[Begin Entries shown]

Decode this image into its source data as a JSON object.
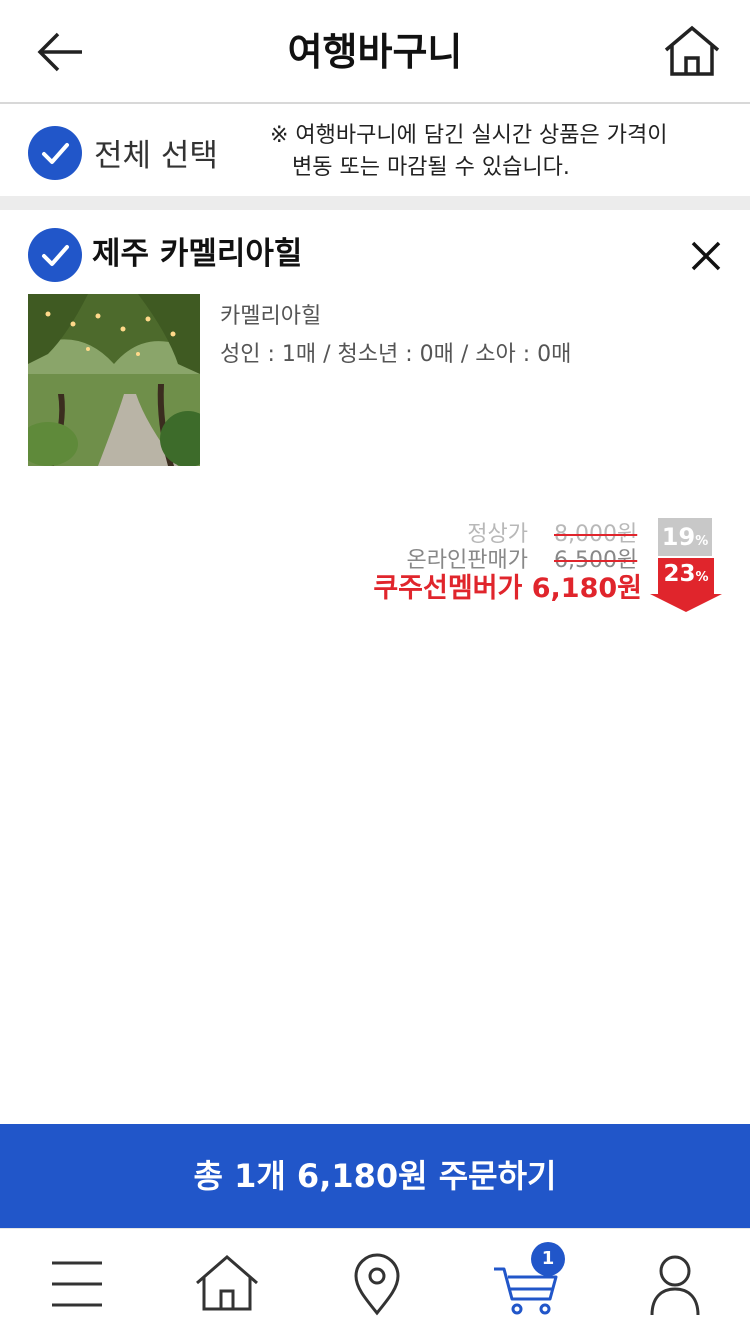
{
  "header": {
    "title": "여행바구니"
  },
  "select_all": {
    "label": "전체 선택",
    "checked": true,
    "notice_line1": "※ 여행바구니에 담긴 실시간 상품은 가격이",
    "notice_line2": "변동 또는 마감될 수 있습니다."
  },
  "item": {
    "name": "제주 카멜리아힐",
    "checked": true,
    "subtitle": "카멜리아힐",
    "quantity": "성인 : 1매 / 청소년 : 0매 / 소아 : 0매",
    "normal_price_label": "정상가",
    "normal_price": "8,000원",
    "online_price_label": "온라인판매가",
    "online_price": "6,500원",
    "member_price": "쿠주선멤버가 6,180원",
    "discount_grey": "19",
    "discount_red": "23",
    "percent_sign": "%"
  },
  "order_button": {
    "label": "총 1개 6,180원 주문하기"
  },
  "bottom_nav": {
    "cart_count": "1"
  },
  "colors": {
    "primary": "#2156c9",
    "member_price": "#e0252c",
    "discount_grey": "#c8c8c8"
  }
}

[End Entries shown]
[Begin Entries shown]

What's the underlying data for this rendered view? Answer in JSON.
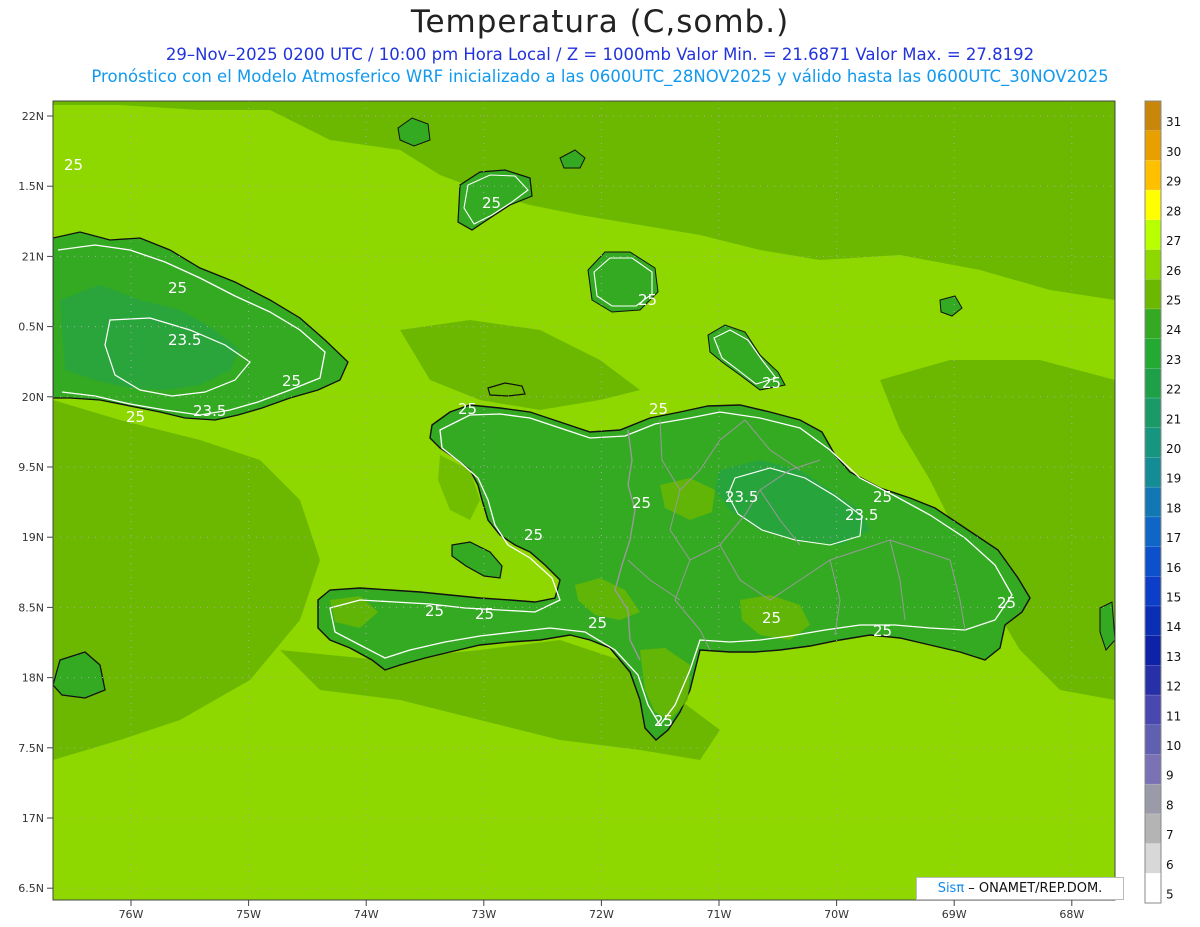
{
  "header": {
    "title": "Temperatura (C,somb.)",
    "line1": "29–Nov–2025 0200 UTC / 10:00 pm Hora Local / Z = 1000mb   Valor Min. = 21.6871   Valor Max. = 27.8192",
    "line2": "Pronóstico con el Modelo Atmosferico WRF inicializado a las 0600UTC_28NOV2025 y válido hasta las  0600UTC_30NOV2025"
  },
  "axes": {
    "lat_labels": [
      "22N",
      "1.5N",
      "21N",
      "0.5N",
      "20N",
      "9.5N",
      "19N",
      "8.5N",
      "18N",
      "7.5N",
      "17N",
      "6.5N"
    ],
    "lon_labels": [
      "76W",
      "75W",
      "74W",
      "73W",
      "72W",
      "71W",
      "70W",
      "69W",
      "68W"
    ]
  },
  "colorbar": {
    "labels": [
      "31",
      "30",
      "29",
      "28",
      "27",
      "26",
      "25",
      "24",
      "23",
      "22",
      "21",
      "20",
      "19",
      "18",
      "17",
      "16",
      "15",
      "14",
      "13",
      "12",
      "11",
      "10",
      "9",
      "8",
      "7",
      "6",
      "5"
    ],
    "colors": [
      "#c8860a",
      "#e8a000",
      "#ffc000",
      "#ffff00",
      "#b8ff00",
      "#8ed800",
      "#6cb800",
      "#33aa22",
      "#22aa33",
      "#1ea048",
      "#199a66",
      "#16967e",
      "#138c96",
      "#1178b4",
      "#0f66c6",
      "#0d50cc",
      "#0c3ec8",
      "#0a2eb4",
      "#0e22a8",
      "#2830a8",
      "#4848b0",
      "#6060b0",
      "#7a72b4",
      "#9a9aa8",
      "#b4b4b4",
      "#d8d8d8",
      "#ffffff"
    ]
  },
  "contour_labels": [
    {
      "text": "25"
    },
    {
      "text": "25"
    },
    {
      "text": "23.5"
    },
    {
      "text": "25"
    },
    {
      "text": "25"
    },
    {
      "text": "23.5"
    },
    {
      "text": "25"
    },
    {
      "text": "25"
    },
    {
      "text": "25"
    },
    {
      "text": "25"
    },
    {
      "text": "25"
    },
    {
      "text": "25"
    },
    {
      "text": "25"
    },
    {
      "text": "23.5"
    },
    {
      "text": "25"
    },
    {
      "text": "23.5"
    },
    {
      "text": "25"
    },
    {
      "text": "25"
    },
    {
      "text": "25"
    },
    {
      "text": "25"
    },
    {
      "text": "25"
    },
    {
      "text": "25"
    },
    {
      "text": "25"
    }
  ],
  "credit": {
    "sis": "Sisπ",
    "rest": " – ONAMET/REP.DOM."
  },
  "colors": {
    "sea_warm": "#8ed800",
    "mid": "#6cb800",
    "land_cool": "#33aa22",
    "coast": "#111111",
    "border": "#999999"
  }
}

[End Entries shown]

◆ Exercise aim ◆
Lines containing the string "data" are to be selected and copied.

◆ Answer to the task ◆
Decode this image into its source data as a JSON object.
What's the underlying data for this rendered view? Answer in JSON.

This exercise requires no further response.